Given request: Say how many lines contain "JSON", using only the number.

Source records
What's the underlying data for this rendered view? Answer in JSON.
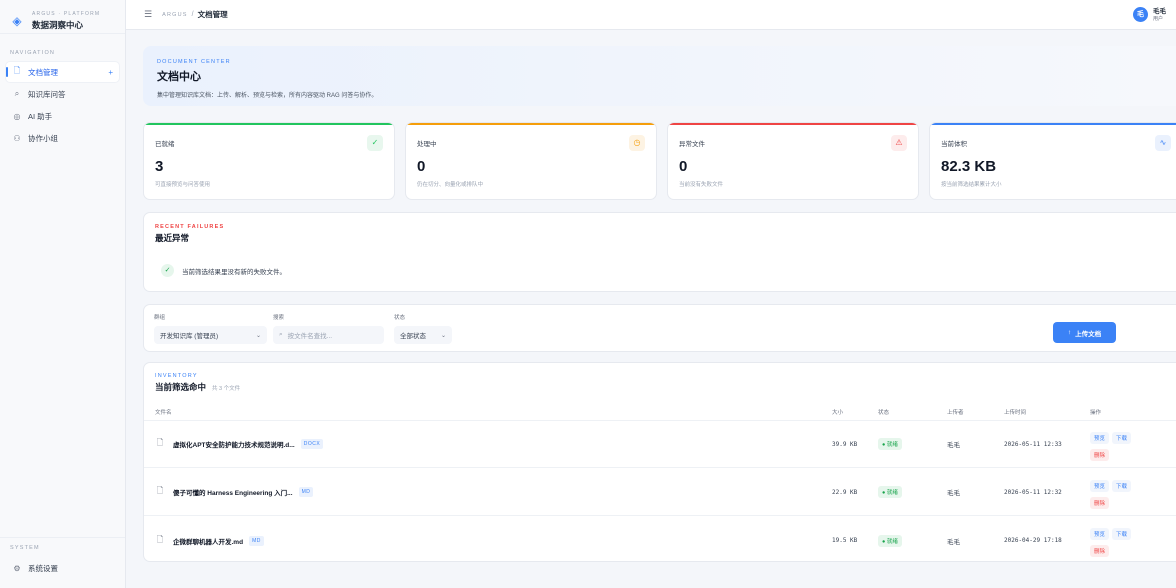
{
  "brand": {
    "subtitle": "ARGUS · PLATFORM",
    "title": "数据洞察中心"
  },
  "nav": {
    "caption": "NAVIGATION",
    "items": [
      {
        "label": "文档管理",
        "icon": "document-icon"
      },
      {
        "label": "知识库问答",
        "icon": "search-icon"
      },
      {
        "label": "AI 助手",
        "icon": "ai-icon"
      },
      {
        "label": "协作小组",
        "icon": "users-icon"
      }
    ],
    "plus": "+"
  },
  "system": {
    "caption": "SYSTEM",
    "settings_label": "系统设置"
  },
  "topbar": {
    "crumb_root": "ARGUS",
    "crumb_sep": "/",
    "crumb_current": "文档管理"
  },
  "user": {
    "avatar_text": "毛",
    "name": "毛毛",
    "role": "用户"
  },
  "hero": {
    "kicker": "DOCUMENT CENTER",
    "title": "文档中心",
    "desc": "集中管理知识库文档：上传、解析、预览与检索，所有内容驱动 RAG 问答与协作。"
  },
  "stats": [
    {
      "label": "已就绪",
      "value": "3",
      "desc": "可直接预览与问答使用",
      "icon": "check-circle-icon",
      "accent": "#22c55e",
      "tint": "#e8f7ee"
    },
    {
      "label": "处理中",
      "value": "0",
      "desc": "仍在切分、向量化或排队中",
      "icon": "clock-icon",
      "accent": "#f59e0b",
      "tint": "#fdf3e3"
    },
    {
      "label": "异常文件",
      "value": "0",
      "desc": "当前没有失败文件",
      "icon": "warning-icon",
      "accent": "#ef4444",
      "tint": "#fdecec"
    },
    {
      "label": "当前体积",
      "value": "82.3 KB",
      "desc": "按当前筛选结果累计大小",
      "icon": "activity-icon",
      "accent": "#3b82f6",
      "tint": "#eaf1fd"
    }
  ],
  "failures": {
    "kicker": "RECENT FAILURES",
    "title": "最近异常",
    "message": "当前筛选结果里没有新的失败文件。"
  },
  "filters": {
    "group_label": "群组",
    "group_value": "开发知识库 (管理员)",
    "search_label": "搜索",
    "search_placeholder": "按文件名查找...",
    "status_label": "状态",
    "status_value": "全部状态",
    "upload_label": "上传文档"
  },
  "inventory": {
    "kicker": "INVENTORY",
    "title": "当前筛选命中",
    "count": "共 3 个文件",
    "columns": {
      "name": "文件名",
      "size": "大小",
      "status": "状态",
      "uploader": "上传者",
      "time": "上传时间",
      "actions": "操作"
    },
    "rows": [
      {
        "name": "虚拟化APT安全防护能力技术规范说明.d...",
        "type": "DOCX",
        "size": "39.9 KB",
        "status": "● 就绪",
        "uploader": "毛毛",
        "time": "2026-05-11 12:33",
        "preview": "预览",
        "download": "下载",
        "delete": "删除"
      },
      {
        "name": "傻子可懂的 Harness Engineering 入门...",
        "type": "MD",
        "size": "22.9 KB",
        "status": "● 就绪",
        "uploader": "毛毛",
        "time": "2026-05-11 12:32",
        "preview": "预览",
        "download": "下载",
        "delete": "删除"
      },
      {
        "name": "企微群聊机器人开发.md",
        "type": "MD",
        "size": "19.5 KB",
        "status": "● 就绪",
        "uploader": "毛毛",
        "time": "2026-04-29 17:18",
        "preview": "预览",
        "download": "下载",
        "delete": "删除"
      }
    ]
  }
}
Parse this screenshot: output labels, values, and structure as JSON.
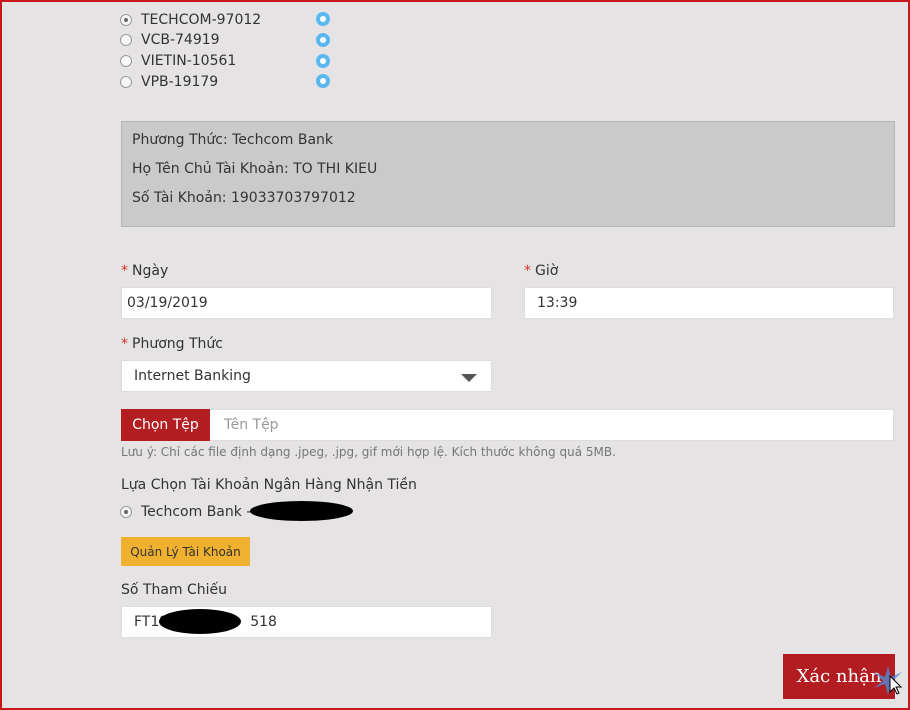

Correct output: 2